_PROBLEM STATEMENT_
Report how many lines hold the string "xlabel". Give the number and nothing else.

_EXTRACTED MATERIAL_
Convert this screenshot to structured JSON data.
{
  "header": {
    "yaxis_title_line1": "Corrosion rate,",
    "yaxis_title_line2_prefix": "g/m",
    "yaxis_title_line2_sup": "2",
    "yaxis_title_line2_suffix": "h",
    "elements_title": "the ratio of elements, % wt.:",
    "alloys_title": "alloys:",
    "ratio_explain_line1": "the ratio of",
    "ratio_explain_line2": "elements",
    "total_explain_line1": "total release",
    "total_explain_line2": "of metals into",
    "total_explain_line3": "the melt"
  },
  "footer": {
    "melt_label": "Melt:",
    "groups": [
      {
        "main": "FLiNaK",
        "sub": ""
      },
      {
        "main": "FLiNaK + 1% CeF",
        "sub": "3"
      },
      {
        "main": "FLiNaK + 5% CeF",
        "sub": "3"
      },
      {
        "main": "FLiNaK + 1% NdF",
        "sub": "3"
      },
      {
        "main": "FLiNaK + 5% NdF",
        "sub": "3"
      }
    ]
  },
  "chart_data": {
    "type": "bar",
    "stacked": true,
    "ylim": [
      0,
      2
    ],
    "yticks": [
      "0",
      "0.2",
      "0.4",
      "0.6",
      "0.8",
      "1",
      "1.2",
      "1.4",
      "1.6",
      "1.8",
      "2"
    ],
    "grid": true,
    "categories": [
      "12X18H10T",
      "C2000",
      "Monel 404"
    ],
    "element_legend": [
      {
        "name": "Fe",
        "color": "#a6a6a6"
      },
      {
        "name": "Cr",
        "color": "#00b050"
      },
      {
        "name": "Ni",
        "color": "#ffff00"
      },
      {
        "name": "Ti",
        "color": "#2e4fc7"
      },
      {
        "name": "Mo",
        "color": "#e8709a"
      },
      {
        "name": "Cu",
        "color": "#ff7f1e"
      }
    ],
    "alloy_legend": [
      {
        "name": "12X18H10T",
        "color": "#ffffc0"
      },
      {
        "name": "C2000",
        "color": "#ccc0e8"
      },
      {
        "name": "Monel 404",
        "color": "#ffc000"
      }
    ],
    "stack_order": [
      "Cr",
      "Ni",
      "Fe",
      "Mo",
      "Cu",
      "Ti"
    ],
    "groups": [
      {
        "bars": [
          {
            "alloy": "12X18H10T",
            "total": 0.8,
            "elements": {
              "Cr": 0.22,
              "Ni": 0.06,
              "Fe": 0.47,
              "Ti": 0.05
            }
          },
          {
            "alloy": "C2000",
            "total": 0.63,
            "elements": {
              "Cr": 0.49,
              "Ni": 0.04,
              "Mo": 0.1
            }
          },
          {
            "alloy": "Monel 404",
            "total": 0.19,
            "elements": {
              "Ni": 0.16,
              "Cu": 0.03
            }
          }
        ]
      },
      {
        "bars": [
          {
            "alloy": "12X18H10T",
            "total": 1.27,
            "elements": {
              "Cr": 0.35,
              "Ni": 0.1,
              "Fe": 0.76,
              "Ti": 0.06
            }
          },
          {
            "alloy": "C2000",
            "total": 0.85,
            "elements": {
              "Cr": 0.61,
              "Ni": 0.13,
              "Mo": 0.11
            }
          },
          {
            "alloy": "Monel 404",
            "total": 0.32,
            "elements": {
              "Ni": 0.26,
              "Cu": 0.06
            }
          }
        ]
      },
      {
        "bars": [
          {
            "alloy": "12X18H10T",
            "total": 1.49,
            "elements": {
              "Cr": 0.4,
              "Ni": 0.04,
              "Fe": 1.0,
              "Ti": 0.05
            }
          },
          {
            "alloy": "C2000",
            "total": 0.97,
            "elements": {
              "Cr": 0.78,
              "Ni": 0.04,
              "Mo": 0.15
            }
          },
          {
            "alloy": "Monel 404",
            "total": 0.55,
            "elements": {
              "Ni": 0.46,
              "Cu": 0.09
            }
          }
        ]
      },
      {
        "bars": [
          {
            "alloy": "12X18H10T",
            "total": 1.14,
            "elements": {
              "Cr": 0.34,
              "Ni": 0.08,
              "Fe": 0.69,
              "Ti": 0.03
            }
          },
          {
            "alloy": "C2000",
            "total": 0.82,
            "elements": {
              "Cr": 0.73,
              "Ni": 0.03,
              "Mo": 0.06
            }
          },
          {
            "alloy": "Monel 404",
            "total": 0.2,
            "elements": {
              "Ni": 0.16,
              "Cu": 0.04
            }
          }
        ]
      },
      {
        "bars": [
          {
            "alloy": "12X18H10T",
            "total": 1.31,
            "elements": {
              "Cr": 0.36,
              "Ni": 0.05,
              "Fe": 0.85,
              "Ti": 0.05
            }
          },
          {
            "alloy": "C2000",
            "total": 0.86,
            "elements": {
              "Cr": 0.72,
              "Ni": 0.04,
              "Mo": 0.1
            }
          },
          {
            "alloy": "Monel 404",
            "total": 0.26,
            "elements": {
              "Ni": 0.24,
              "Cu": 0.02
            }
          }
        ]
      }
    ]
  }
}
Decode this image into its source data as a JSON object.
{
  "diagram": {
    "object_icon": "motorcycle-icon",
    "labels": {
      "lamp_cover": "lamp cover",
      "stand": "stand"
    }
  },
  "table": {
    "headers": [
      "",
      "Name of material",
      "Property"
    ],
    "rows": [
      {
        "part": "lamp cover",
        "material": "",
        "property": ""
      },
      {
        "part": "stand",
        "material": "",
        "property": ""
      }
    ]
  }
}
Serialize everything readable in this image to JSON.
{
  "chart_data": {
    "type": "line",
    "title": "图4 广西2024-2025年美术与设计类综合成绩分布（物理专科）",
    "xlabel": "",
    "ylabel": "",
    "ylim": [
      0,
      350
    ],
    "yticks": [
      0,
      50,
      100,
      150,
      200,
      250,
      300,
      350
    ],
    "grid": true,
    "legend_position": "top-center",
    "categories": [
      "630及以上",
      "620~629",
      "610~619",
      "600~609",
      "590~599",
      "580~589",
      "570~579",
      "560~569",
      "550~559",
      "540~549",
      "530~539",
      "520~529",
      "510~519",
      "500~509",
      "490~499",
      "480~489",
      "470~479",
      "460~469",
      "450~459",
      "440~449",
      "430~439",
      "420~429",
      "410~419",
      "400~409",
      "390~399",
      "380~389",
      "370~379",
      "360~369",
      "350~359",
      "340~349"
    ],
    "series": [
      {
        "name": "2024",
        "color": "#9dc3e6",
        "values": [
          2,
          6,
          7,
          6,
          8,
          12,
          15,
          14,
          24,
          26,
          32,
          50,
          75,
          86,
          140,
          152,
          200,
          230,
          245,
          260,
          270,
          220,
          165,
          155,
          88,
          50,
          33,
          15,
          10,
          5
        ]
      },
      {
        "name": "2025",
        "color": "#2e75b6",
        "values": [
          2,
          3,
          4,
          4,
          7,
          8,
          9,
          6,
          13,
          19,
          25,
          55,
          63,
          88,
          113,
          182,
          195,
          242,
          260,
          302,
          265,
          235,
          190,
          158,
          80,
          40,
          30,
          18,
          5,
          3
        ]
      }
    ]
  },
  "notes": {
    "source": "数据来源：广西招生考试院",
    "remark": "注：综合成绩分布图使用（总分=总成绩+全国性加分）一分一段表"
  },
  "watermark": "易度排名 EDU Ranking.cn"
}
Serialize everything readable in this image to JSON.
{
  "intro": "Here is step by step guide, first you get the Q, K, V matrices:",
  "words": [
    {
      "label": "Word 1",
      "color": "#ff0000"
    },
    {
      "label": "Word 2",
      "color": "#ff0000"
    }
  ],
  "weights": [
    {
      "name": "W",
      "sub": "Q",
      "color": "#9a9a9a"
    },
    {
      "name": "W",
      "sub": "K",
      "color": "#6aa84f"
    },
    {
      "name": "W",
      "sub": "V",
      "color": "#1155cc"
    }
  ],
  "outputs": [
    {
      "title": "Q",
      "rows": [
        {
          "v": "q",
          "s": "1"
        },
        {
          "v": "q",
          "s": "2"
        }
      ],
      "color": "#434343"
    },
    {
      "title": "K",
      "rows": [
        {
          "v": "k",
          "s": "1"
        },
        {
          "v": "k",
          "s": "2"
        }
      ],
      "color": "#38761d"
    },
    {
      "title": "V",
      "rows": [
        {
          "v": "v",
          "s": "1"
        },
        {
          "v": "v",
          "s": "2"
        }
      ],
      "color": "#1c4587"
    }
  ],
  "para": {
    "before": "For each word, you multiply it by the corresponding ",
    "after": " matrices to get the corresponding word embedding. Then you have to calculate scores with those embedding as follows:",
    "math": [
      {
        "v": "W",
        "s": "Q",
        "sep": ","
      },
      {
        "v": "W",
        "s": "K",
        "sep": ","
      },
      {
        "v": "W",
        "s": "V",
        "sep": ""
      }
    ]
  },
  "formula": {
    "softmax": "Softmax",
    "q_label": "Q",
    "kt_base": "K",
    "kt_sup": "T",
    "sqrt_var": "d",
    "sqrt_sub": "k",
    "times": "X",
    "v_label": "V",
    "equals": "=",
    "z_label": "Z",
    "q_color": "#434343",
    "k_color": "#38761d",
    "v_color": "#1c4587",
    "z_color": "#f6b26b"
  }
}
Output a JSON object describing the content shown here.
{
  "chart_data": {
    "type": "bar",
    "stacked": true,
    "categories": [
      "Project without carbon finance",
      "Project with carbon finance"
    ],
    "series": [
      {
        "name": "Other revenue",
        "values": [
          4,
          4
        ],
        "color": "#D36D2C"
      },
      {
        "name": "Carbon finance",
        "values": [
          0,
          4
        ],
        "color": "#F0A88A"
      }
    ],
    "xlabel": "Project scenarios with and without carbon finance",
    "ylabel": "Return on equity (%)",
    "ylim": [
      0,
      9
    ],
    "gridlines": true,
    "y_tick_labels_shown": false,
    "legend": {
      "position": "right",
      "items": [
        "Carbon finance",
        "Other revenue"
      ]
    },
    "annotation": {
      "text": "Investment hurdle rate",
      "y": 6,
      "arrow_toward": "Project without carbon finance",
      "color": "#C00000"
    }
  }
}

_OUTPUT OF THE TASK_
2